• Problem
Lines that include the word "based" are the ones to copy.

==*==

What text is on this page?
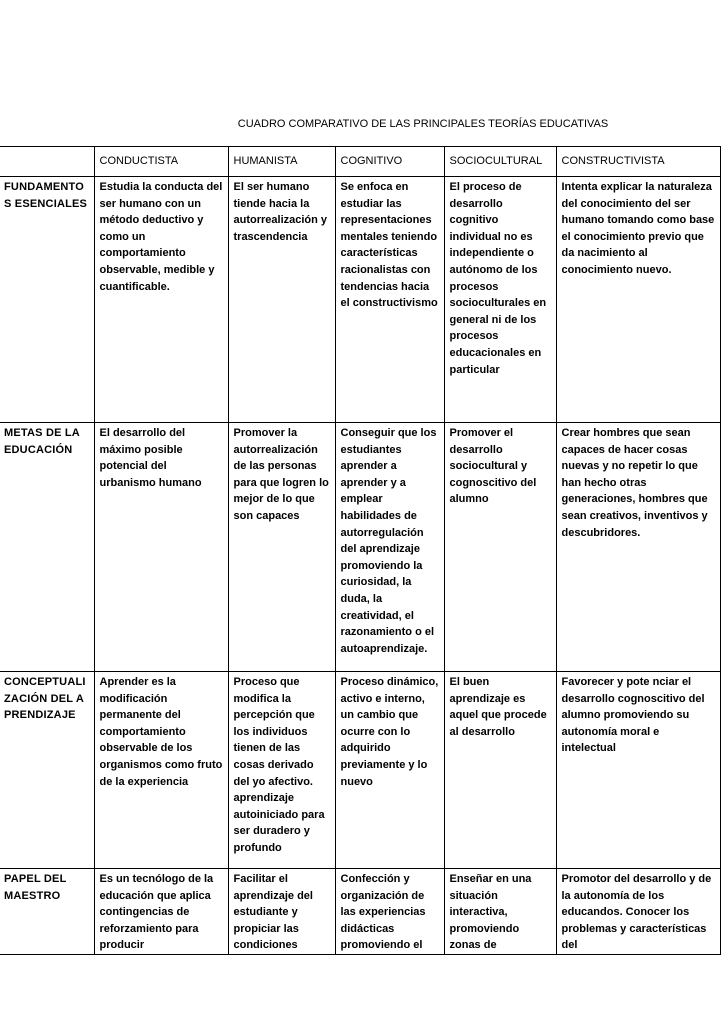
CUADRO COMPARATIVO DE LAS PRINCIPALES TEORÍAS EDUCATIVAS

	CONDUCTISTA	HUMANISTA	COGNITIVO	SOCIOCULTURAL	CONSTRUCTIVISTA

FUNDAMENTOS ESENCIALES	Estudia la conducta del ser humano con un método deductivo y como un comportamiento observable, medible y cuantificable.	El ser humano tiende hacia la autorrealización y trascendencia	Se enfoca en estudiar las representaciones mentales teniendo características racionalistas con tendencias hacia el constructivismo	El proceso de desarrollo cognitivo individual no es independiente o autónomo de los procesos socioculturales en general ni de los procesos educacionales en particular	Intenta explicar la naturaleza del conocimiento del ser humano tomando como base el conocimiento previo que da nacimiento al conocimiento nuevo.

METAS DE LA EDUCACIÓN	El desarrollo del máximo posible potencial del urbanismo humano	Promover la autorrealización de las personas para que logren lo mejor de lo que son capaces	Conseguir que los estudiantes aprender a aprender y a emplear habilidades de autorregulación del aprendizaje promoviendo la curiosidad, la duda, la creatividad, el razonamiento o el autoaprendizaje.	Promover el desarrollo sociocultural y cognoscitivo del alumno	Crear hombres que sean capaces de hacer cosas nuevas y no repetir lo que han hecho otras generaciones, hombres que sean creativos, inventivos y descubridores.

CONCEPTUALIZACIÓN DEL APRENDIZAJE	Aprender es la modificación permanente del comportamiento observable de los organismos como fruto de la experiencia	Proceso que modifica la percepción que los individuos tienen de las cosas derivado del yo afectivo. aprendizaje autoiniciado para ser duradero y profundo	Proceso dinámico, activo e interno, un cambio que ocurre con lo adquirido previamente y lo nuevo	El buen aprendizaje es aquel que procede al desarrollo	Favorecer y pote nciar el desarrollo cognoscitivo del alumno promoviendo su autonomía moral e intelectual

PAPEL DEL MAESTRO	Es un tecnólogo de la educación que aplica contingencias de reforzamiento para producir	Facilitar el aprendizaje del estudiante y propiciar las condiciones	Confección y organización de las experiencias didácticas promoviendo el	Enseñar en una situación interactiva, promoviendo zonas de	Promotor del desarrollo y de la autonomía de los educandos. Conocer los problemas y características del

==*==

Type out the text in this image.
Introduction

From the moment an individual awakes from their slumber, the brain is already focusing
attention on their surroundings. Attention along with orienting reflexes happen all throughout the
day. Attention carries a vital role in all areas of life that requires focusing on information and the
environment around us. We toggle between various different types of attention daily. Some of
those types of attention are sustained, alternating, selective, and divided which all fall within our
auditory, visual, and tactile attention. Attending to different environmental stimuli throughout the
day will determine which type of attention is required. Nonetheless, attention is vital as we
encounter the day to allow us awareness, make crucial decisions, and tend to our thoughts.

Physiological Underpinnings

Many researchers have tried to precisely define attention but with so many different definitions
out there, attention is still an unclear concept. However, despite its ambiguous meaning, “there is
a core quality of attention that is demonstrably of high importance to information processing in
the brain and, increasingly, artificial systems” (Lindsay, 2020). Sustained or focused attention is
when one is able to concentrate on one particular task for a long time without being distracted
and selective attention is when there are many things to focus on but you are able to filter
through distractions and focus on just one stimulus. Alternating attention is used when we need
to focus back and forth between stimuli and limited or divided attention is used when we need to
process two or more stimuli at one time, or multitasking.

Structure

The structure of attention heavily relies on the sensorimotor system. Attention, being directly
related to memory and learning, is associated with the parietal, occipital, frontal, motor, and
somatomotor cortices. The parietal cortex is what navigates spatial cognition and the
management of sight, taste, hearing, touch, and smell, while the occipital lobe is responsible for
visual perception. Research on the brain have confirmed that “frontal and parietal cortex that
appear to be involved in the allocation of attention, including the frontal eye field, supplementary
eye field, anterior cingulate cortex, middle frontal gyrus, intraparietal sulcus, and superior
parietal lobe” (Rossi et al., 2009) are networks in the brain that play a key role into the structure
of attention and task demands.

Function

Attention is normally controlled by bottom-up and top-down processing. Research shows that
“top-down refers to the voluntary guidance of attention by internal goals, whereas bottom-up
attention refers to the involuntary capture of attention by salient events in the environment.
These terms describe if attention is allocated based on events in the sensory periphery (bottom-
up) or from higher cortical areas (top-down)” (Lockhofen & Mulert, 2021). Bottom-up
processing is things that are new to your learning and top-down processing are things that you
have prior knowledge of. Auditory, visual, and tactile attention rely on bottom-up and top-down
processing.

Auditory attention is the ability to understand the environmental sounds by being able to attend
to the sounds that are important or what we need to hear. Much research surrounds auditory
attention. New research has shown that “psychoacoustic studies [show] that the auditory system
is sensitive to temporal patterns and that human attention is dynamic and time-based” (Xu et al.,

==*==

• Final answer
These terms describe if attention is allocated based on events in the sensory periphery (bottom-
is sensitive to temporal patterns and that human attention is dynamic and time-based” (Xu et al.,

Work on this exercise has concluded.